[Records excerpted from a collection]
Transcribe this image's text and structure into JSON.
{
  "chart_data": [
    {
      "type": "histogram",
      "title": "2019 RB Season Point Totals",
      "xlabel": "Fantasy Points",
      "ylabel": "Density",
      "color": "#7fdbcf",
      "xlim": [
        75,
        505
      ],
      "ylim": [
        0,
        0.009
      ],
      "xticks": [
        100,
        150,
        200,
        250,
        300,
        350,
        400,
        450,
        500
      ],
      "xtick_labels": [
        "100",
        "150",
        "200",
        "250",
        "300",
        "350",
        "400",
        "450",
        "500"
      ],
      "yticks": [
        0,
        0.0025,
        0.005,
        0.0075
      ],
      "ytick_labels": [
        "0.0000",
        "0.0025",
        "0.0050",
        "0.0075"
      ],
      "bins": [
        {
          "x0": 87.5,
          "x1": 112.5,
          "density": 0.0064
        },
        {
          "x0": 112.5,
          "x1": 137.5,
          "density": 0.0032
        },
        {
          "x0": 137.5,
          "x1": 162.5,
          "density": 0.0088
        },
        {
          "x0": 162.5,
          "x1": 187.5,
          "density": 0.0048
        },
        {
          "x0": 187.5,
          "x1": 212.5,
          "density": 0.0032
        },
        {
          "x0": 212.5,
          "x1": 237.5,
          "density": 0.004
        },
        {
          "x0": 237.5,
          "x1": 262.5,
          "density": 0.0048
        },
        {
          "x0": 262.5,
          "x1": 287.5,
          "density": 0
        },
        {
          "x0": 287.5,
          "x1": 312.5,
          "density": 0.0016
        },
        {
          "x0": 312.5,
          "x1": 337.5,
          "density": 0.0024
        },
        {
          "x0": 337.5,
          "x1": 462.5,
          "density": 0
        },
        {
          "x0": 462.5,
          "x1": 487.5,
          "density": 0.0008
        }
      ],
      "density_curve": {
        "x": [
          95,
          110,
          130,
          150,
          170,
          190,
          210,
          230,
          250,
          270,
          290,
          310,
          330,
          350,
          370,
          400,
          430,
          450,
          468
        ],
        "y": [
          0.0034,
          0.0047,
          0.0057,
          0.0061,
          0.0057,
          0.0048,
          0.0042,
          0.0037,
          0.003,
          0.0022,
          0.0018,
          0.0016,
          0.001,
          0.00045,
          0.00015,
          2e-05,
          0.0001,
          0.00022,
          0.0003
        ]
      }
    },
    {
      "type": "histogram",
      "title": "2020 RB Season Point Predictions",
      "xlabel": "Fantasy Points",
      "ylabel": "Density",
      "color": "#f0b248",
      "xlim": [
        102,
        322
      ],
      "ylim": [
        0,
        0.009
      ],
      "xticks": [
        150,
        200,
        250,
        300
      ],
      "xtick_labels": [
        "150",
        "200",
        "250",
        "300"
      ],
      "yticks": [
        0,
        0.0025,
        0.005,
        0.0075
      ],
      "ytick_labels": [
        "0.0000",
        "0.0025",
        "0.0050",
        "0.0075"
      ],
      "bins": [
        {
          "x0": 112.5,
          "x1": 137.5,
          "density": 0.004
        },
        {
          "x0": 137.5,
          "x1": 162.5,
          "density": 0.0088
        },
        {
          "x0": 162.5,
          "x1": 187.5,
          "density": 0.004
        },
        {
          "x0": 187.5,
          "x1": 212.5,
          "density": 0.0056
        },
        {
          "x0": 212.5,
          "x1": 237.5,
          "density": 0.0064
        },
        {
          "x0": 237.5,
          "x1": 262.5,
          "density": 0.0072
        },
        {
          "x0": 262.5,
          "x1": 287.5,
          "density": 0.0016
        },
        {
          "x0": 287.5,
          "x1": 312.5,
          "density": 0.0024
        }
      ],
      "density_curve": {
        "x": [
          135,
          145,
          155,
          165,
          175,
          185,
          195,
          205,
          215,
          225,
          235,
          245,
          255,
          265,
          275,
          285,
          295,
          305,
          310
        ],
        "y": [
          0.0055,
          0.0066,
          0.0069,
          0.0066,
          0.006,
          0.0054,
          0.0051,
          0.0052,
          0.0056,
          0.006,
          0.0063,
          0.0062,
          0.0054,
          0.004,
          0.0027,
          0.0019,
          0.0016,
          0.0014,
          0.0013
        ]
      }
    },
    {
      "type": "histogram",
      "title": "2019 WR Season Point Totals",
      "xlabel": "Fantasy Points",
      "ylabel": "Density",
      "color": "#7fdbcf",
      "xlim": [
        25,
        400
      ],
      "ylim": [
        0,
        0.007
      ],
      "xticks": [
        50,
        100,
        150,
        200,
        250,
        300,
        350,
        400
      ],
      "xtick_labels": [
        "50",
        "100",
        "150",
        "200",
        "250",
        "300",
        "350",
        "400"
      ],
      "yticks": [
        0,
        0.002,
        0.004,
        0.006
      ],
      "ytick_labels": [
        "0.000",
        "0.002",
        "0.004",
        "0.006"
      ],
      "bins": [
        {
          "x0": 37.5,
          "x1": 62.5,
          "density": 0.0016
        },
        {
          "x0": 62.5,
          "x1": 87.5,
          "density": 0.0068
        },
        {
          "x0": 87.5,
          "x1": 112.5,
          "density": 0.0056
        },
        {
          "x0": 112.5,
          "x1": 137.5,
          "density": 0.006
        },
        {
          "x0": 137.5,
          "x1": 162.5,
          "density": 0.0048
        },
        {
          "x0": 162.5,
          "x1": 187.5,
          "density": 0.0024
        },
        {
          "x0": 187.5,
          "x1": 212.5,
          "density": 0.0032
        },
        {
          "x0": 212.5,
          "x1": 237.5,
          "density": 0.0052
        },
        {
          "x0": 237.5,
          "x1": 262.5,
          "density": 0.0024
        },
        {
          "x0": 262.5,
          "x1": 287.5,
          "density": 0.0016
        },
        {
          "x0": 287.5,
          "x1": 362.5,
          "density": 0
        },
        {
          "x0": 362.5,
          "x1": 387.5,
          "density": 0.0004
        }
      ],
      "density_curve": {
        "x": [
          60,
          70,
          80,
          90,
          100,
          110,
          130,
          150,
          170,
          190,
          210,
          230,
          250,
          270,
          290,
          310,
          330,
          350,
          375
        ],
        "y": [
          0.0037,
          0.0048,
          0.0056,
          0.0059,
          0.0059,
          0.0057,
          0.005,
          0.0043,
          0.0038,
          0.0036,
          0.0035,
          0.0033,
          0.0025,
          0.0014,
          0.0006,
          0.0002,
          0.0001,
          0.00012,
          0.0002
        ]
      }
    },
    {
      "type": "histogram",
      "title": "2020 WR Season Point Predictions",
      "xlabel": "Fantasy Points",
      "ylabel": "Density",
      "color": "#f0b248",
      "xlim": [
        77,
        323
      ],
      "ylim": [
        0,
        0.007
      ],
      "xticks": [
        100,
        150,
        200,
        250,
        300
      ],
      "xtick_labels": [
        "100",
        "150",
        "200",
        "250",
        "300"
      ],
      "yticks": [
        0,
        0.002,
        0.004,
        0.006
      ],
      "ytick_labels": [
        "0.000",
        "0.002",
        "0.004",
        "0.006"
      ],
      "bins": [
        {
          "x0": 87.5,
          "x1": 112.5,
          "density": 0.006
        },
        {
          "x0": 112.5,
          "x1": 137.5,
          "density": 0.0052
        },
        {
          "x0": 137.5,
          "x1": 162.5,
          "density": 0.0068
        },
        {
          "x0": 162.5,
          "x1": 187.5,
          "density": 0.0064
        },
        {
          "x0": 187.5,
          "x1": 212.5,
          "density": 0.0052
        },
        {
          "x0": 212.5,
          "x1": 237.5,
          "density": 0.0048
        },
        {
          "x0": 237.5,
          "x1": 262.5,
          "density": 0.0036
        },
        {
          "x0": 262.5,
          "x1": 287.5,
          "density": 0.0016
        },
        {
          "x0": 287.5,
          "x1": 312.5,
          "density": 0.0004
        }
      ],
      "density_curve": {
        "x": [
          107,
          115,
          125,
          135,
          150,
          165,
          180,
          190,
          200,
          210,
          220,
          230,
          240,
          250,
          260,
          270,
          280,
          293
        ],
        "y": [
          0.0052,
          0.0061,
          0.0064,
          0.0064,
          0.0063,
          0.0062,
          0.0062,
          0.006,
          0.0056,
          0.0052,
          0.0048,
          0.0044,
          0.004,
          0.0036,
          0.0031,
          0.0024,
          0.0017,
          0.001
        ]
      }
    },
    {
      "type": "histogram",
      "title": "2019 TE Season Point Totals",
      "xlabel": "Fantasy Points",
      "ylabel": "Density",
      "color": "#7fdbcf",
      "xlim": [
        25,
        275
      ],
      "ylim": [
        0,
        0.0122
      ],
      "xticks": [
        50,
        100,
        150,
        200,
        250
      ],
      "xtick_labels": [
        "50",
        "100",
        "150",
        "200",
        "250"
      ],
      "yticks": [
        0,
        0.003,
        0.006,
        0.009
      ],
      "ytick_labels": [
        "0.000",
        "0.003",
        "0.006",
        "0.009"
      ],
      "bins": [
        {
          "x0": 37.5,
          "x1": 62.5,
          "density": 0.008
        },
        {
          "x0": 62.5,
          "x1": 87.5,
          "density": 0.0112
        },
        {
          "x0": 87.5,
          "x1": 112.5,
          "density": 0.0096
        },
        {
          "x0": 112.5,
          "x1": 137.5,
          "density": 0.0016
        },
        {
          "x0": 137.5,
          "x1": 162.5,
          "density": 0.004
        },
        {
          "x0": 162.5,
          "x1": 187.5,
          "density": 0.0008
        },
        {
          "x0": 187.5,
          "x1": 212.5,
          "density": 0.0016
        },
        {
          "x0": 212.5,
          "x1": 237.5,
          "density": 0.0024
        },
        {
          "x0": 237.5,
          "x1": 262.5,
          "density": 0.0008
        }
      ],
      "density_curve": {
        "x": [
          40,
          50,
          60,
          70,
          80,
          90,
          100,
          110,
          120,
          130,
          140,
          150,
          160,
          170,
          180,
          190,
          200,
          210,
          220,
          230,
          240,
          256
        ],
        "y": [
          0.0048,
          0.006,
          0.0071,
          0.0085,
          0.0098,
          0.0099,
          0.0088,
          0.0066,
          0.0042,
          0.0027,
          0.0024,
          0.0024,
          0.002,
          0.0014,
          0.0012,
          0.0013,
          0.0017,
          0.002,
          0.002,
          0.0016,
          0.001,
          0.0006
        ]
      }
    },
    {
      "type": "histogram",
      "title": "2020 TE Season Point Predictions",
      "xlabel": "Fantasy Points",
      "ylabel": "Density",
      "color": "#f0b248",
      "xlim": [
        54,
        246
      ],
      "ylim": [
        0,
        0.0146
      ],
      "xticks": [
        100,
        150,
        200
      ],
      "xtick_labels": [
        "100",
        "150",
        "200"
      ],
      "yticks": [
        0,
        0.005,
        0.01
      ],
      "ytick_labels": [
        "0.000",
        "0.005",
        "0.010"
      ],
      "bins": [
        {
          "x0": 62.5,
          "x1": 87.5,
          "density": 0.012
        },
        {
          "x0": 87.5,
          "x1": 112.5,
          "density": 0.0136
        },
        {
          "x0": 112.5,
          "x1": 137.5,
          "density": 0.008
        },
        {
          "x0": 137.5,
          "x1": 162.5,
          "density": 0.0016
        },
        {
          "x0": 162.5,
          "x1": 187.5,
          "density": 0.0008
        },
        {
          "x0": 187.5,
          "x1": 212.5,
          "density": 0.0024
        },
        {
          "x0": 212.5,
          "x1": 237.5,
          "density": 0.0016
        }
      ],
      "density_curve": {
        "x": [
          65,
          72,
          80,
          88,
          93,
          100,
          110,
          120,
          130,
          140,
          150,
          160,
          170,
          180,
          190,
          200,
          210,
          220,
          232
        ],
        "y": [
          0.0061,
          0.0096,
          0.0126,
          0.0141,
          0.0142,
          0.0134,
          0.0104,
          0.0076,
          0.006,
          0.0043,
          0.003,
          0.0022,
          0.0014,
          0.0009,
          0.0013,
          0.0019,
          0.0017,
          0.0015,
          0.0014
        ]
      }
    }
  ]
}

__Exercise__.
Across the data, tally the lines containing "Predictions" and give back the number alone.

__Correct output__.
3